Materials provided:
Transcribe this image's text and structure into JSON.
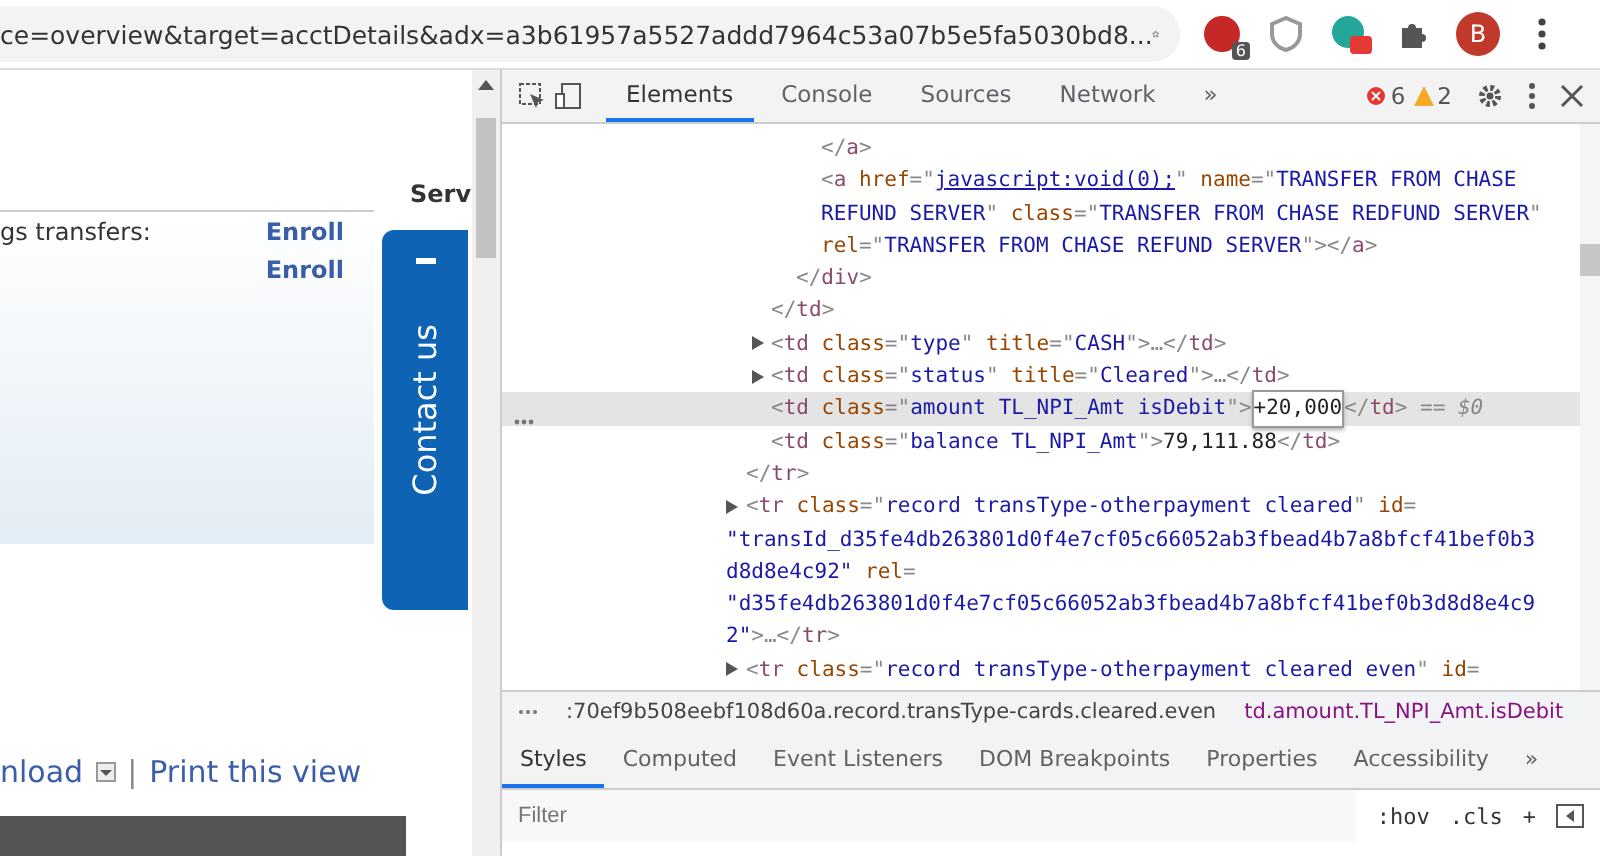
{
  "browser": {
    "url": "ce=overview&target=acctDetails&adx=a3b61957a5527addd7964c53a07b5e5fa5030bd8...",
    "extension_badge": "6",
    "profile_initial": "B"
  },
  "page": {
    "section_heading": "Serv",
    "transfer_rows": [
      {
        "label": "gs transfers:",
        "link": "Enroll"
      },
      {
        "label": "",
        "link": "Enroll"
      }
    ],
    "contact_tab": "Contact us",
    "separator": "|",
    "actions": [
      {
        "label": "nload",
        "dropdown": true
      },
      {
        "label": "Print this view",
        "dropdown": false
      }
    ]
  },
  "devtools": {
    "tabs": [
      {
        "label": "Elements",
        "selected": true
      },
      {
        "label": "Console",
        "selected": false
      },
      {
        "label": "Sources",
        "selected": false
      },
      {
        "label": "Network",
        "selected": false
      }
    ],
    "more_tabs": "»",
    "errors": "6",
    "warnings": "2",
    "dom_tree": [
      {
        "children": [
          {
            "children": [
              {
                "children": [
                  {
                    "selected": false,
                    "lines": [
                      [
                        {
                          "kind": "punct",
                          "text": "</"
                        },
                        {
                          "kind": "tag",
                          "text": "a"
                        },
                        {
                          "kind": "punct",
                          "text": ">"
                        }
                      ]
                    ]
                  },
                  {
                    "selected": false,
                    "lines": [
                      [
                        {
                          "kind": "punct",
                          "text": "<"
                        },
                        {
                          "kind": "tag",
                          "text": "a"
                        },
                        {
                          "kind": "attr",
                          "text": " href"
                        },
                        {
                          "kind": "punct",
                          "text": "=\""
                        },
                        {
                          "kind": "link",
                          "text": "javascript:void(0);"
                        },
                        {
                          "kind": "punct",
                          "text": "\""
                        },
                        {
                          "kind": "attr",
                          "text": " name"
                        },
                        {
                          "kind": "punct",
                          "text": "=\""
                        },
                        {
                          "kind": "value",
                          "text": "TRANSFER FROM CHASE"
                        }
                      ],
                      [
                        {
                          "kind": "value",
                          "text": "REFUND SERVER"
                        },
                        {
                          "kind": "punct",
                          "text": "\""
                        },
                        {
                          "kind": "attr",
                          "text": " class"
                        },
                        {
                          "kind": "punct",
                          "text": "=\""
                        },
                        {
                          "kind": "value",
                          "text": "TRANSFER FROM CHASE REDFUND SERVER"
                        },
                        {
                          "kind": "punct",
                          "text": "\""
                        }
                      ],
                      [
                        {
                          "kind": "attr",
                          "text": "rel"
                        },
                        {
                          "kind": "punct",
                          "text": "=\""
                        },
                        {
                          "kind": "value",
                          "text": "TRANSFER FROM CHASE REFUND SERVER"
                        },
                        {
                          "kind": "punct",
                          "text": "\"></"
                        },
                        {
                          "kind": "tag",
                          "text": "a"
                        },
                        {
                          "kind": "punct",
                          "text": ">"
                        }
                      ]
                    ]
                  }
                ]
              },
              {
                "selected": false,
                "lines": [
                  [
                    {
                      "kind": "punct",
                      "text": "</"
                    },
                    {
                      "kind": "tag",
                      "text": "div"
                    },
                    {
                      "kind": "punct",
                      "text": ">"
                    }
                  ]
                ]
              }
            ]
          },
          {
            "selected": false,
            "lines": [
              [
                {
                  "kind": "punct",
                  "text": "</"
                },
                {
                  "kind": "tag",
                  "text": "td"
                },
                {
                  "kind": "punct",
                  "text": ">"
                }
              ]
            ]
          },
          {
            "selected": false,
            "expanded": false,
            "lines": [
              [
                {
                  "kind": "punct",
                  "text": "<"
                },
                {
                  "kind": "tag",
                  "text": "td"
                },
                {
                  "kind": "attr",
                  "text": " class"
                },
                {
                  "kind": "punct",
                  "text": "=\""
                },
                {
                  "kind": "value",
                  "text": "type"
                },
                {
                  "kind": "punct",
                  "text": "\""
                },
                {
                  "kind": "attr",
                  "text": " title"
                },
                {
                  "kind": "punct",
                  "text": "=\""
                },
                {
                  "kind": "value",
                  "text": "CASH"
                },
                {
                  "kind": "punct",
                  "text": "\">…</"
                },
                {
                  "kind": "tag",
                  "text": "td"
                },
                {
                  "kind": "punct",
                  "text": ">"
                }
              ]
            ]
          },
          {
            "selected": false,
            "expanded": false,
            "lines": [
              [
                {
                  "kind": "punct",
                  "text": "<"
                },
                {
                  "kind": "tag",
                  "text": "td"
                },
                {
                  "kind": "attr",
                  "text": " class"
                },
                {
                  "kind": "punct",
                  "text": "=\""
                },
                {
                  "kind": "value",
                  "text": "status"
                },
                {
                  "kind": "punct",
                  "text": "\""
                },
                {
                  "kind": "attr",
                  "text": " title"
                },
                {
                  "kind": "punct",
                  "text": "=\""
                },
                {
                  "kind": "value",
                  "text": "Cleared"
                },
                {
                  "kind": "punct",
                  "text": "\">…</"
                },
                {
                  "kind": "tag",
                  "text": "td"
                },
                {
                  "kind": "punct",
                  "text": ">"
                }
              ]
            ]
          },
          {
            "selected": true,
            "lines": [
              [
                {
                  "kind": "punct",
                  "text": "<"
                },
                {
                  "kind": "tag",
                  "text": "td"
                },
                {
                  "kind": "attr",
                  "text": " class"
                },
                {
                  "kind": "punct",
                  "text": "=\""
                },
                {
                  "kind": "value",
                  "text": "amount TL_NPI_Amt isDebit"
                },
                {
                  "kind": "punct",
                  "text": "\">"
                },
                {
                  "kind": "edit",
                  "text": "+20,000"
                },
                {
                  "kind": "punct",
                  "text": "</"
                },
                {
                  "kind": "tag",
                  "text": "td"
                },
                {
                  "kind": "punct",
                  "text": ">"
                },
                {
                  "kind": "note",
                  "text": " == $0"
                }
              ]
            ]
          },
          {
            "selected": false,
            "lines": [
              [
                {
                  "kind": "punct",
                  "text": "<"
                },
                {
                  "kind": "tag",
                  "text": "td"
                },
                {
                  "kind": "attr",
                  "text": " class"
                },
                {
                  "kind": "punct",
                  "text": "=\""
                },
                {
                  "kind": "value",
                  "text": "balance TL_NPI_Amt"
                },
                {
                  "kind": "punct",
                  "text": "\">"
                },
                {
                  "kind": "text",
                  "text": "79,111.88"
                },
                {
                  "kind": "punct",
                  "text": "</"
                },
                {
                  "kind": "tag",
                  "text": "td"
                },
                {
                  "kind": "punct",
                  "text": ">"
                }
              ]
            ]
          }
        ]
      },
      {
        "selected": false,
        "lines": [
          [
            {
              "kind": "punct",
              "text": "</"
            },
            {
              "kind": "tag",
              "text": "tr"
            },
            {
              "kind": "punct",
              "text": ">"
            }
          ]
        ]
      },
      {
        "selected": false,
        "expanded": false,
        "lines": [
          [
            {
              "kind": "punct",
              "text": "<"
            },
            {
              "kind": "tag",
              "text": "tr"
            },
            {
              "kind": "attr",
              "text": " class"
            },
            {
              "kind": "punct",
              "text": "=\""
            },
            {
              "kind": "value",
              "text": "record transType-otherpayment cleared"
            },
            {
              "kind": "punct",
              "text": "\""
            },
            {
              "kind": "attr",
              "text": " id"
            },
            {
              "kind": "punct",
              "text": "="
            }
          ],
          [
            {
              "kind": "value",
              "text": "\"transId_d35fe4db263801d0f4e7cf05c66052ab3fbead4b7a8bfcf41bef0b3"
            }
          ],
          [
            {
              "kind": "value",
              "text": "d8d8e4c92\""
            },
            {
              "kind": "attr",
              "text": " rel"
            },
            {
              "kind": "punct",
              "text": "="
            }
          ],
          [
            {
              "kind": "value",
              "text": "\"d35fe4db263801d0f4e7cf05c66052ab3fbead4b7a8bfcf41bef0b3d8d8e4c9"
            }
          ],
          [
            {
              "kind": "value",
              "text": "2\""
            },
            {
              "kind": "punct",
              "text": ">…</"
            },
            {
              "kind": "tag",
              "text": "tr"
            },
            {
              "kind": "punct",
              "text": ">"
            }
          ]
        ]
      },
      {
        "selected": false,
        "expanded": false,
        "lines": [
          [
            {
              "kind": "punct",
              "text": "<"
            },
            {
              "kind": "tag",
              "text": "tr"
            },
            {
              "kind": "attr",
              "text": " class"
            },
            {
              "kind": "punct",
              "text": "=\""
            },
            {
              "kind": "value",
              "text": "record transType-otherpayment cleared even"
            },
            {
              "kind": "punct",
              "text": "\""
            },
            {
              "kind": "attr",
              "text": " id"
            },
            {
              "kind": "punct",
              "text": "="
            }
          ]
        ]
      }
    ],
    "breadcrumbs": [
      {
        "label": ":70ef9b508eebf108d60a.record.transType-cards.cleared.even",
        "selected": false
      },
      {
        "label": "td.amount.TL_NPI_Amt.isDebit",
        "selected": true
      }
    ],
    "style_tabs": [
      {
        "label": "Styles",
        "selected": true
      },
      {
        "label": "Computed",
        "selected": false
      },
      {
        "label": "Event Listeners",
        "selected": false
      },
      {
        "label": "DOM Breakpoints",
        "selected": false
      },
      {
        "label": "Properties",
        "selected": false
      },
      {
        "label": "Accessibility",
        "selected": false
      }
    ],
    "style_more_tabs": "»",
    "filter": {
      "placeholder": "Filter"
    },
    "hov": ":hov",
    "cls": ".cls",
    "add": "+"
  }
}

What is expected: Copy out all lines that carry the word "isDebit".

Exercise output:
                  "text": "amount TL_NPI_Amt isDebit"
        "label": "td.amount.TL_NPI_Amt.isDebit",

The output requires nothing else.